**What this task involves**
Give the data below again exactly as written, without its pictures.

**Exercise material**
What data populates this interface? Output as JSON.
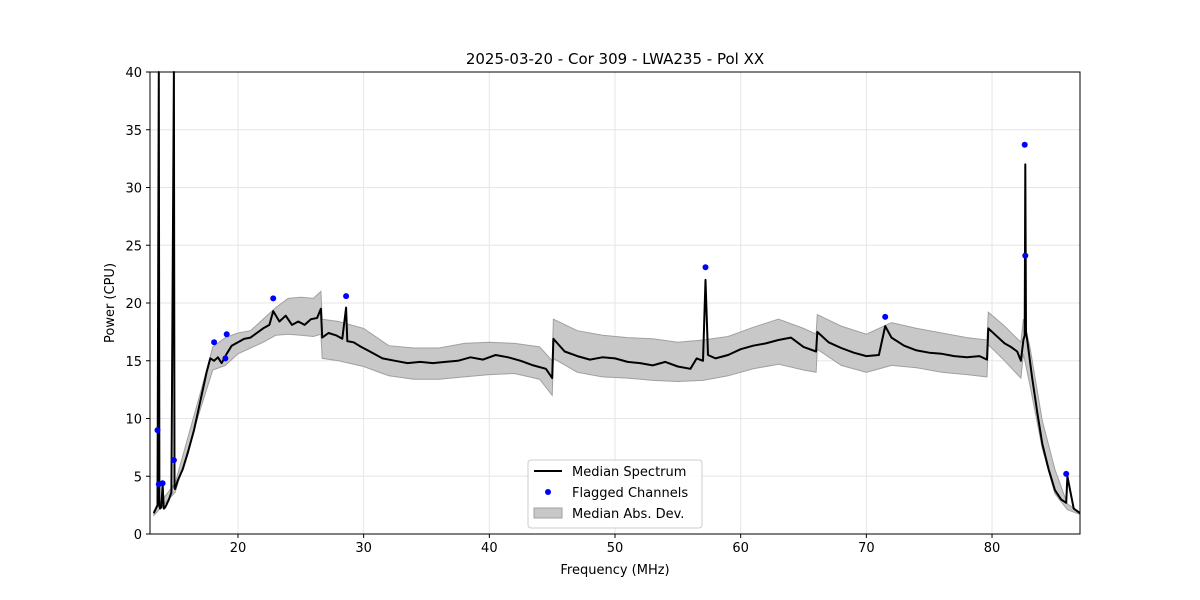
{
  "chart_data": {
    "type": "line",
    "title": "2025-03-20 - Cor 309 - LWA235 - Pol XX",
    "xlabel": "Frequency (MHz)",
    "ylabel": "Power (CPU)",
    "xlim": [
      13,
      87
    ],
    "ylim": [
      0,
      40
    ],
    "xticks": [
      20,
      30,
      40,
      50,
      60,
      70,
      80
    ],
    "yticks": [
      0,
      5,
      10,
      15,
      20,
      25,
      30,
      35,
      40
    ],
    "grid": true,
    "legend_position": "bottom-center",
    "colors": {
      "median": "#000000",
      "flagged": "#0000ff",
      "band": "#c8c8c8",
      "band_edge": "#a0a0a0",
      "grid": "#e6e6e6"
    },
    "series": [
      {
        "name": "Median Spectrum",
        "kind": "line",
        "x": [
          13.3,
          13.6,
          13.7,
          13.75,
          13.8,
          13.9,
          14.0,
          14.1,
          14.2,
          14.3,
          14.5,
          14.7,
          14.9,
          14.95,
          15.0,
          15.2,
          15.6,
          16.0,
          16.5,
          17.0,
          17.5,
          17.8,
          18.1,
          18.4,
          18.7,
          19.1,
          19.5,
          20.0,
          20.5,
          21.0,
          21.5,
          22.0,
          22.5,
          22.8,
          23.3,
          23.8,
          24.3,
          24.8,
          25.3,
          25.8,
          26.3,
          26.6,
          26.7,
          27.2,
          27.8,
          28.3,
          28.6,
          28.7,
          29.2,
          29.8,
          30.5,
          31.5,
          32.5,
          33.5,
          34.5,
          35.5,
          36.5,
          37.5,
          38.5,
          39.5,
          40.5,
          41.5,
          42.5,
          43.5,
          44.5,
          45.0,
          45.1,
          46.0,
          47.0,
          48.0,
          49.0,
          50.0,
          51.0,
          52.0,
          53.0,
          54.0,
          55.0,
          56.0,
          56.5,
          57.0,
          57.2,
          57.4,
          58.0,
          59.0,
          60.0,
          61.0,
          62.0,
          63.0,
          64.0,
          65.0,
          66.0,
          66.1,
          67.0,
          68.0,
          69.0,
          70.0,
          71.0,
          71.5,
          72.0,
          73.0,
          74.0,
          75.0,
          76.0,
          77.0,
          78.0,
          79.0,
          79.6,
          79.7,
          80.3,
          81.0,
          81.5,
          82.0,
          82.3,
          82.5,
          82.6,
          82.65,
          82.7,
          82.8,
          83.2,
          83.6,
          84.0,
          84.5,
          85.0,
          85.5,
          85.9,
          86.0,
          86.5,
          87.0
        ],
        "y": [
          1.8,
          2.5,
          40,
          2.4,
          2.2,
          2.3,
          4.3,
          2.2,
          2.3,
          2.5,
          3.0,
          3.6,
          40,
          4.0,
          3.9,
          4.6,
          5.6,
          7.0,
          9.0,
          11.5,
          14.0,
          15.2,
          15.0,
          15.3,
          14.8,
          15.6,
          16.3,
          16.6,
          16.9,
          17.0,
          17.4,
          17.8,
          18.1,
          19.3,
          18.4,
          18.9,
          18.1,
          18.4,
          18.1,
          18.6,
          18.7,
          19.5,
          17.0,
          17.4,
          17.2,
          16.9,
          19.6,
          16.7,
          16.6,
          16.2,
          15.8,
          15.2,
          15.0,
          14.8,
          14.9,
          14.8,
          14.9,
          15.0,
          15.3,
          15.1,
          15.5,
          15.3,
          15.0,
          14.6,
          14.3,
          13.5,
          16.9,
          15.8,
          15.4,
          15.1,
          15.3,
          15.2,
          14.9,
          14.8,
          14.6,
          14.9,
          14.5,
          14.3,
          15.2,
          15.0,
          22.0,
          15.5,
          15.2,
          15.5,
          16.0,
          16.3,
          16.5,
          16.8,
          17.0,
          16.2,
          15.8,
          17.5,
          16.6,
          16.1,
          15.7,
          15.4,
          15.5,
          18.0,
          17.0,
          16.3,
          15.9,
          15.7,
          15.6,
          15.4,
          15.3,
          15.4,
          15.1,
          17.8,
          17.2,
          16.5,
          16.2,
          15.8,
          15.0,
          16.8,
          17.2,
          32.0,
          17.5,
          16.8,
          13.5,
          10.5,
          7.8,
          5.6,
          3.8,
          3.0,
          2.7,
          5.0,
          2.2,
          1.8
        ]
      },
      {
        "name": "Flagged Channels",
        "kind": "scatter",
        "x": [
          13.6,
          13.7,
          14.0,
          14.9,
          18.1,
          19.0,
          19.1,
          22.8,
          28.6,
          57.2,
          71.5,
          82.6,
          82.65,
          85.9
        ],
        "y": [
          9.0,
          4.3,
          4.4,
          6.4,
          16.6,
          15.2,
          17.3,
          20.4,
          20.6,
          23.1,
          18.8,
          33.7,
          24.1,
          5.2
        ]
      },
      {
        "name": "Median Abs. Dev.",
        "kind": "band",
        "x": [
          13.3,
          15.0,
          17.0,
          18.0,
          19.0,
          20.0,
          21.0,
          22.0,
          23.0,
          24.0,
          25.0,
          26.0,
          26.6,
          26.7,
          28.0,
          30.0,
          32.0,
          34.0,
          36.0,
          38.0,
          40.0,
          42.0,
          44.0,
          45.0,
          45.1,
          47.0,
          49.0,
          51.0,
          53.0,
          55.0,
          57.0,
          59.0,
          61.0,
          63.0,
          65.0,
          66.0,
          66.1,
          68.0,
          70.0,
          72.0,
          74.0,
          76.0,
          78.0,
          79.6,
          79.7,
          81.0,
          82.3,
          82.5,
          83.0,
          84.0,
          85.0,
          86.0,
          87.0
        ],
        "lower": [
          1.6,
          3.6,
          10.8,
          14.2,
          14.6,
          15.6,
          16.1,
          16.6,
          17.2,
          17.3,
          17.2,
          17.1,
          17.3,
          15.2,
          15.0,
          14.5,
          13.7,
          13.4,
          13.4,
          13.6,
          13.8,
          13.9,
          13.4,
          12.0,
          15.2,
          14.0,
          13.6,
          13.5,
          13.3,
          13.2,
          13.3,
          13.7,
          14.3,
          14.7,
          14.2,
          14.0,
          16.0,
          14.6,
          14.0,
          14.6,
          14.4,
          14.0,
          13.8,
          13.6,
          16.4,
          15.0,
          13.5,
          15.6,
          13.0,
          7.4,
          3.5,
          2.1,
          1.7
        ],
        "upper": [
          2.0,
          4.4,
          12.2,
          16.2,
          17.0,
          17.4,
          17.6,
          18.6,
          19.6,
          20.4,
          20.5,
          20.4,
          21.0,
          18.6,
          18.4,
          17.8,
          16.3,
          16.1,
          16.1,
          16.5,
          16.6,
          16.5,
          16.2,
          15.0,
          18.6,
          17.6,
          17.2,
          17.0,
          16.9,
          16.6,
          16.8,
          17.1,
          17.9,
          18.6,
          17.8,
          17.3,
          19.0,
          18.0,
          17.3,
          18.3,
          17.8,
          17.4,
          17.0,
          16.8,
          19.2,
          18.0,
          16.6,
          18.6,
          16.3,
          9.8,
          5.6,
          2.6,
          1.9
        ]
      }
    ]
  }
}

**Solution to the problem**
What data populates this interface? Output as JSON.
{
  "chart_data": {
    "type": "line",
    "title": "2025-03-20 - Cor 309 - LWA235 - Pol XX",
    "xlabel": "Frequency (MHz)",
    "ylabel": "Power (CPU)",
    "xlim": [
      13,
      87
    ],
    "ylim": [
      0,
      40
    ],
    "xticks": [
      20,
      30,
      40,
      50,
      60,
      70,
      80
    ],
    "yticks": [
      0,
      5,
      10,
      15,
      20,
      25,
      30,
      35,
      40
    ],
    "grid": true,
    "legend_position": "bottom-center",
    "colors": {
      "median": "#000000",
      "flagged": "#0000ff",
      "band": "#c8c8c8",
      "band_edge": "#a0a0a0",
      "grid": "#e6e6e6"
    },
    "series": [
      {
        "name": "Median Spectrum",
        "kind": "line",
        "x": [
          13.3,
          13.6,
          13.7,
          13.75,
          13.8,
          13.9,
          14.0,
          14.1,
          14.2,
          14.3,
          14.5,
          14.7,
          14.9,
          14.95,
          15.0,
          15.2,
          15.6,
          16.0,
          16.5,
          17.0,
          17.5,
          17.8,
          18.1,
          18.4,
          18.7,
          19.1,
          19.5,
          20.0,
          20.5,
          21.0,
          21.5,
          22.0,
          22.5,
          22.8,
          23.3,
          23.8,
          24.3,
          24.8,
          25.3,
          25.8,
          26.3,
          26.6,
          26.7,
          27.2,
          27.8,
          28.3,
          28.6,
          28.7,
          29.2,
          29.8,
          30.5,
          31.5,
          32.5,
          33.5,
          34.5,
          35.5,
          36.5,
          37.5,
          38.5,
          39.5,
          40.5,
          41.5,
          42.5,
          43.5,
          44.5,
          45.0,
          45.1,
          46.0,
          47.0,
          48.0,
          49.0,
          50.0,
          51.0,
          52.0,
          53.0,
          54.0,
          55.0,
          56.0,
          56.5,
          57.0,
          57.2,
          57.4,
          58.0,
          59.0,
          60.0,
          61.0,
          62.0,
          63.0,
          64.0,
          65.0,
          66.0,
          66.1,
          67.0,
          68.0,
          69.0,
          70.0,
          71.0,
          71.5,
          72.0,
          73.0,
          74.0,
          75.0,
          76.0,
          77.0,
          78.0,
          79.0,
          79.6,
          79.7,
          80.3,
          81.0,
          81.5,
          82.0,
          82.3,
          82.5,
          82.6,
          82.65,
          82.7,
          82.8,
          83.2,
          83.6,
          84.0,
          84.5,
          85.0,
          85.5,
          85.9,
          86.0,
          86.5,
          87.0
        ],
        "y": [
          1.8,
          2.5,
          40,
          2.4,
          2.2,
          2.3,
          4.3,
          2.2,
          2.3,
          2.5,
          3.0,
          3.6,
          40,
          4.0,
          3.9,
          4.6,
          5.6,
          7.0,
          9.0,
          11.5,
          14.0,
          15.2,
          15.0,
          15.3,
          14.8,
          15.6,
          16.3,
          16.6,
          16.9,
          17.0,
          17.4,
          17.8,
          18.1,
          19.3,
          18.4,
          18.9,
          18.1,
          18.4,
          18.1,
          18.6,
          18.7,
          19.5,
          17.0,
          17.4,
          17.2,
          16.9,
          19.6,
          16.7,
          16.6,
          16.2,
          15.8,
          15.2,
          15.0,
          14.8,
          14.9,
          14.8,
          14.9,
          15.0,
          15.3,
          15.1,
          15.5,
          15.3,
          15.0,
          14.6,
          14.3,
          13.5,
          16.9,
          15.8,
          15.4,
          15.1,
          15.3,
          15.2,
          14.9,
          14.8,
          14.6,
          14.9,
          14.5,
          14.3,
          15.2,
          15.0,
          22.0,
          15.5,
          15.2,
          15.5,
          16.0,
          16.3,
          16.5,
          16.8,
          17.0,
          16.2,
          15.8,
          17.5,
          16.6,
          16.1,
          15.7,
          15.4,
          15.5,
          18.0,
          17.0,
          16.3,
          15.9,
          15.7,
          15.6,
          15.4,
          15.3,
          15.4,
          15.1,
          17.8,
          17.2,
          16.5,
          16.2,
          15.8,
          15.0,
          16.8,
          17.2,
          32.0,
          17.5,
          16.8,
          13.5,
          10.5,
          7.8,
          5.6,
          3.8,
          3.0,
          2.7,
          5.0,
          2.2,
          1.8
        ]
      },
      {
        "name": "Flagged Channels",
        "kind": "scatter",
        "x": [
          13.6,
          13.7,
          14.0,
          14.9,
          18.1,
          19.0,
          19.1,
          22.8,
          28.6,
          57.2,
          71.5,
          82.6,
          82.65,
          85.9
        ],
        "y": [
          9.0,
          4.3,
          4.4,
          6.4,
          16.6,
          15.2,
          17.3,
          20.4,
          20.6,
          23.1,
          18.8,
          33.7,
          24.1,
          5.2
        ]
      },
      {
        "name": "Median Abs. Dev.",
        "kind": "band",
        "x": [
          13.3,
          15.0,
          17.0,
          18.0,
          19.0,
          20.0,
          21.0,
          22.0,
          23.0,
          24.0,
          25.0,
          26.0,
          26.6,
          26.7,
          28.0,
          30.0,
          32.0,
          34.0,
          36.0,
          38.0,
          40.0,
          42.0,
          44.0,
          45.0,
          45.1,
          47.0,
          49.0,
          51.0,
          53.0,
          55.0,
          57.0,
          59.0,
          61.0,
          63.0,
          65.0,
          66.0,
          66.1,
          68.0,
          70.0,
          72.0,
          74.0,
          76.0,
          78.0,
          79.6,
          79.7,
          81.0,
          82.3,
          82.5,
          83.0,
          84.0,
          85.0,
          86.0,
          87.0
        ],
        "lower": [
          1.6,
          3.6,
          10.8,
          14.2,
          14.6,
          15.6,
          16.1,
          16.6,
          17.2,
          17.3,
          17.2,
          17.1,
          17.3,
          15.2,
          15.0,
          14.5,
          13.7,
          13.4,
          13.4,
          13.6,
          13.8,
          13.9,
          13.4,
          12.0,
          15.2,
          14.0,
          13.6,
          13.5,
          13.3,
          13.2,
          13.3,
          13.7,
          14.3,
          14.7,
          14.2,
          14.0,
          16.0,
          14.6,
          14.0,
          14.6,
          14.4,
          14.0,
          13.8,
          13.6,
          16.4,
          15.0,
          13.5,
          15.6,
          13.0,
          7.4,
          3.5,
          2.1,
          1.7
        ],
        "upper": [
          2.0,
          4.4,
          12.2,
          16.2,
          17.0,
          17.4,
          17.6,
          18.6,
          19.6,
          20.4,
          20.5,
          20.4,
          21.0,
          18.6,
          18.4,
          17.8,
          16.3,
          16.1,
          16.1,
          16.5,
          16.6,
          16.5,
          16.2,
          15.0,
          18.6,
          17.6,
          17.2,
          17.0,
          16.9,
          16.6,
          16.8,
          17.1,
          17.9,
          18.6,
          17.8,
          17.3,
          19.0,
          18.0,
          17.3,
          18.3,
          17.8,
          17.4,
          17.0,
          16.8,
          19.2,
          18.0,
          16.6,
          18.6,
          16.3,
          9.8,
          5.6,
          2.6,
          1.9
        ]
      }
    ]
  }
}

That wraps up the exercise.